Data -
= = =

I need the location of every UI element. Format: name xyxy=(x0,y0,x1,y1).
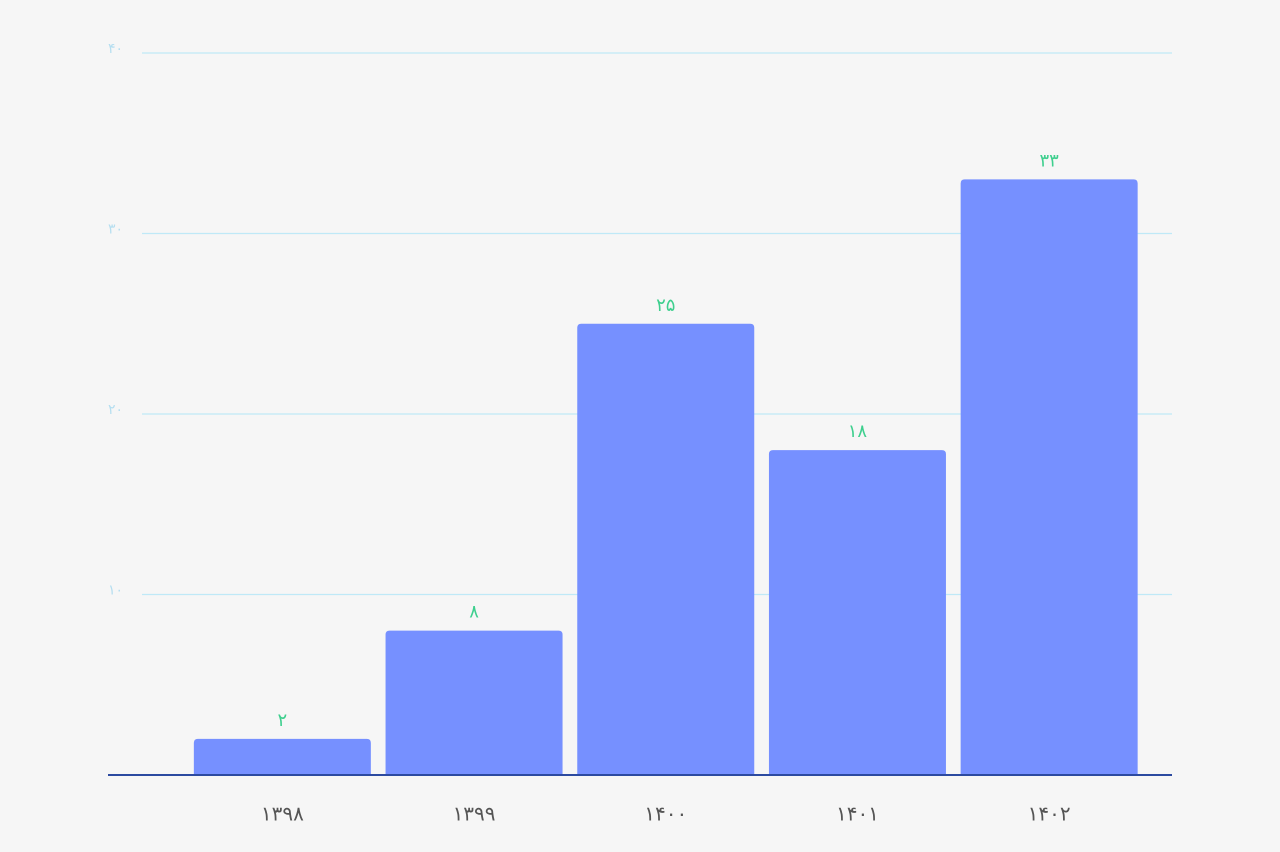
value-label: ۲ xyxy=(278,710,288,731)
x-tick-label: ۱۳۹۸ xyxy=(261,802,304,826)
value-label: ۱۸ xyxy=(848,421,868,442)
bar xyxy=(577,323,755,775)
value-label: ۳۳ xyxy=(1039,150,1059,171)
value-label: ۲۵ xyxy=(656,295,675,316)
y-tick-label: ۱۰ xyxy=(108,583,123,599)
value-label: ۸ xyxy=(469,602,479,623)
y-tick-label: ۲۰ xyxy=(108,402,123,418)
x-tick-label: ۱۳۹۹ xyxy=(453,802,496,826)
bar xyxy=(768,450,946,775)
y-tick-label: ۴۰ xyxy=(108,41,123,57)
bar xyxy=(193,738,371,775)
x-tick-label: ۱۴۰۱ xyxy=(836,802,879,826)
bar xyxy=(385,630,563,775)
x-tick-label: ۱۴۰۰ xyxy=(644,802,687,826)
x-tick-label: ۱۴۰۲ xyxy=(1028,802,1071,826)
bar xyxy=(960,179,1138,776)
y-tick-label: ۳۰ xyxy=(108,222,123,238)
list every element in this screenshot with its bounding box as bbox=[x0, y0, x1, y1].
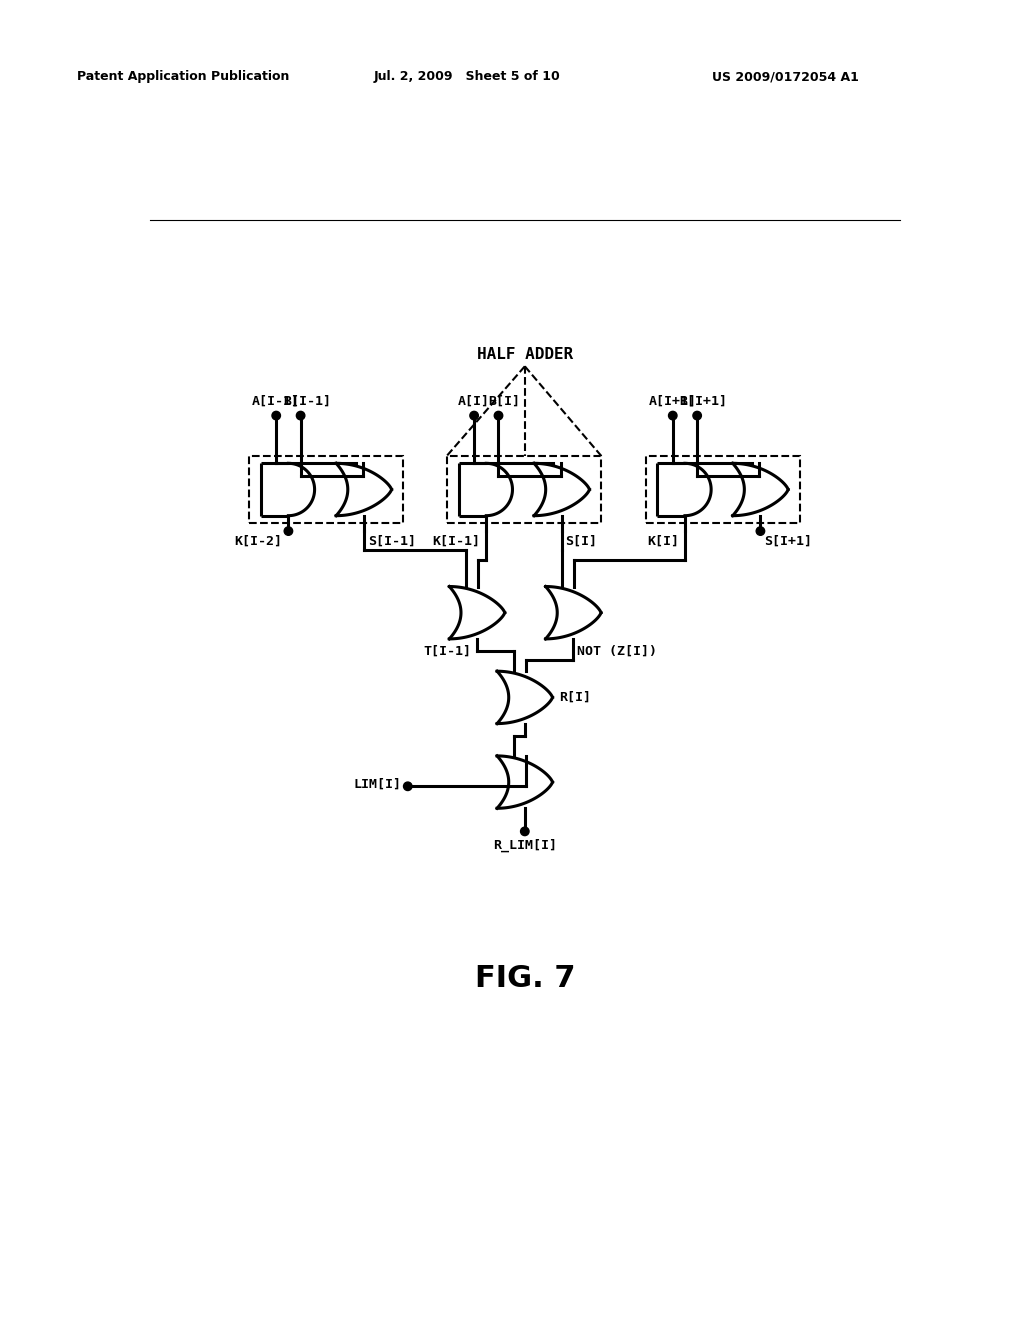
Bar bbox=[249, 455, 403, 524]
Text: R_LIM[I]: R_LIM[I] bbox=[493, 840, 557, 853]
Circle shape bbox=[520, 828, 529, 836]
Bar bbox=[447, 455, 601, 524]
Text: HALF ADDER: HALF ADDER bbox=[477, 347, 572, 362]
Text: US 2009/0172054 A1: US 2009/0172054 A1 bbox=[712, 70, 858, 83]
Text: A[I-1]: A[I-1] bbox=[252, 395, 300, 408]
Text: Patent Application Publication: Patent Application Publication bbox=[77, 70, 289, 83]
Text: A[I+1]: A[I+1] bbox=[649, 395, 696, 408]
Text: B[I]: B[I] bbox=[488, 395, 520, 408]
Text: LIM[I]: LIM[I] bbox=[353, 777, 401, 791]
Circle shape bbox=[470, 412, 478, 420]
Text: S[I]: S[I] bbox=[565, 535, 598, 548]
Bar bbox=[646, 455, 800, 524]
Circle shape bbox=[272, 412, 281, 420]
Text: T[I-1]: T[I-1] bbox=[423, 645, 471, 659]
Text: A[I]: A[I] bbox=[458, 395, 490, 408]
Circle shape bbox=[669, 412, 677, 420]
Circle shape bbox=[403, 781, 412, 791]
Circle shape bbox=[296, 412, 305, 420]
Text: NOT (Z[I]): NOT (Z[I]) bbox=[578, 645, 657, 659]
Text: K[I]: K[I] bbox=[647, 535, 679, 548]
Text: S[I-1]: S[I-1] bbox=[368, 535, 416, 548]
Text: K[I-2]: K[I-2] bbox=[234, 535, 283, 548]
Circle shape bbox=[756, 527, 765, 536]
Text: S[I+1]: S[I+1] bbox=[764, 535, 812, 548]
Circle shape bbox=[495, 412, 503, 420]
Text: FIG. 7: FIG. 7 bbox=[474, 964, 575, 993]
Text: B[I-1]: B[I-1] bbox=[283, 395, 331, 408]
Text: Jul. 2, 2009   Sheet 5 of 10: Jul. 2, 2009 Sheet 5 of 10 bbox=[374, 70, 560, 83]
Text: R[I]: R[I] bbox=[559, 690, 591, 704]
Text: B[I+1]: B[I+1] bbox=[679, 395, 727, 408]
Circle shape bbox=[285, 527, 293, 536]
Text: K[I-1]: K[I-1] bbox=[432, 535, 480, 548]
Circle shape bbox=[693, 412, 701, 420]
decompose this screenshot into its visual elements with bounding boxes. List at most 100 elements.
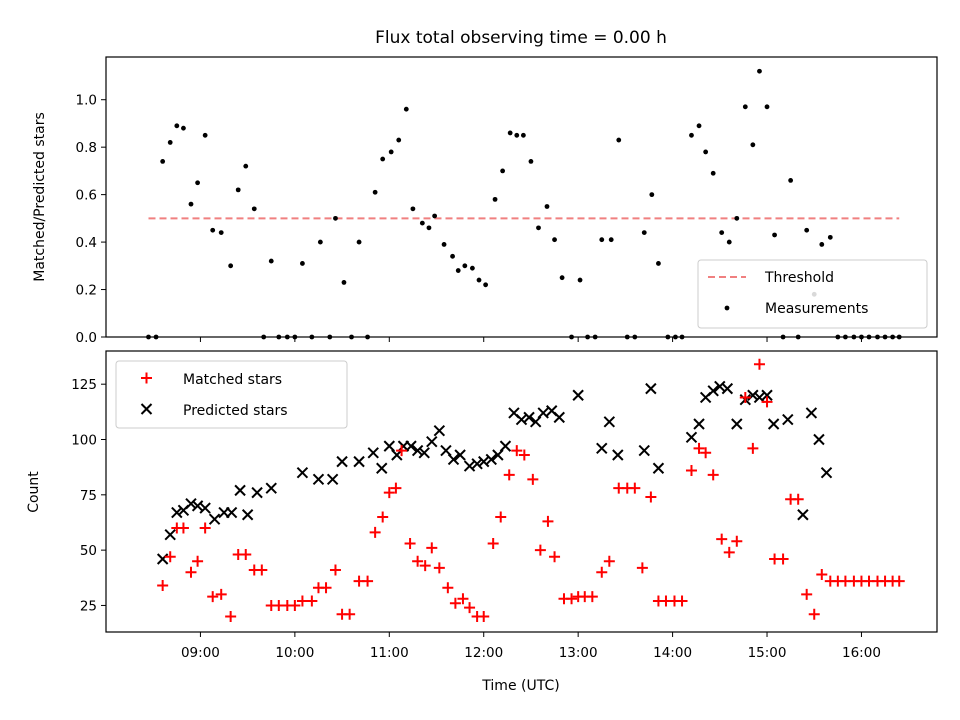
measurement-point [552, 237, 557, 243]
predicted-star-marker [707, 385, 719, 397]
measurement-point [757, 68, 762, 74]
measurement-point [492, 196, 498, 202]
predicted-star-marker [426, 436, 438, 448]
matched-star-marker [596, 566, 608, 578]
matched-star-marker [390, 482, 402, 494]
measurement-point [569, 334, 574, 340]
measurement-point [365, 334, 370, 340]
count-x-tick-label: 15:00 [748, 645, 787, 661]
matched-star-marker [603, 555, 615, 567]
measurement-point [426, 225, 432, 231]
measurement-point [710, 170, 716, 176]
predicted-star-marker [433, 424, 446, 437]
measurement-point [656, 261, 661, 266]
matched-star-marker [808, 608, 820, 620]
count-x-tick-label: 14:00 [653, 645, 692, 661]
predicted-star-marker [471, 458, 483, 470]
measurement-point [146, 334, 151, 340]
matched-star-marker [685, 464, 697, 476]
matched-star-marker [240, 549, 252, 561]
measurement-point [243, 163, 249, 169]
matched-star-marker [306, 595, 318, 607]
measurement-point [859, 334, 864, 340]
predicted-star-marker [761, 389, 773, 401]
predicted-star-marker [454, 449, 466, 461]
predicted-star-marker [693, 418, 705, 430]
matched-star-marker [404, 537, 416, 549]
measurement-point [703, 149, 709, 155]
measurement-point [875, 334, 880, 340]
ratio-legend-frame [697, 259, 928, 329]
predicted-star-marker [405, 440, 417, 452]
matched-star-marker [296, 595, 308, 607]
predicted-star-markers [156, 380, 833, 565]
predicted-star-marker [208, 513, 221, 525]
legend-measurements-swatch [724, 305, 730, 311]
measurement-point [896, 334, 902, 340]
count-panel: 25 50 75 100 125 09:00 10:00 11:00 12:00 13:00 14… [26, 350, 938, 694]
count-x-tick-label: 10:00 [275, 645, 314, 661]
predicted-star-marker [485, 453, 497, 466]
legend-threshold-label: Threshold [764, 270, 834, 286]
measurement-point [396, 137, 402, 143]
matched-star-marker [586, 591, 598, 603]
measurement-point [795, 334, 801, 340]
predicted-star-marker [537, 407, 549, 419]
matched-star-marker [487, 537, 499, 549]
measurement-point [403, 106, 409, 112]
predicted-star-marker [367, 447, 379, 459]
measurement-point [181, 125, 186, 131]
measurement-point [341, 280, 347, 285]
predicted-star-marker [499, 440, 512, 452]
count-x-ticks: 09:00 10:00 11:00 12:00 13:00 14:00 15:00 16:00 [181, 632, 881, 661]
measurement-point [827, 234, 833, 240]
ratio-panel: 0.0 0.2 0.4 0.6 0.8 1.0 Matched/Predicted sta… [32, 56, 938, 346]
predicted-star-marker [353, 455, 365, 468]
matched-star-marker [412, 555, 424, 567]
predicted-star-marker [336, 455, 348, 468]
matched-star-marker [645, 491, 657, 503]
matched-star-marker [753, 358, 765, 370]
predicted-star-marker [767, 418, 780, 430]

= = =

Pick out every line in the entries above that contains the string "panel" and copy each one.

Exercise answer -
count-panel: 25 50 75 100 125 09:00 10:00 11:00 12:00 13:00 14… [26, 350, 938, 694]
ratio-panel: 0.0 0.2 0.4 0.6 0.8 1.0 Matched/Predicted sta… [32, 56, 938, 346]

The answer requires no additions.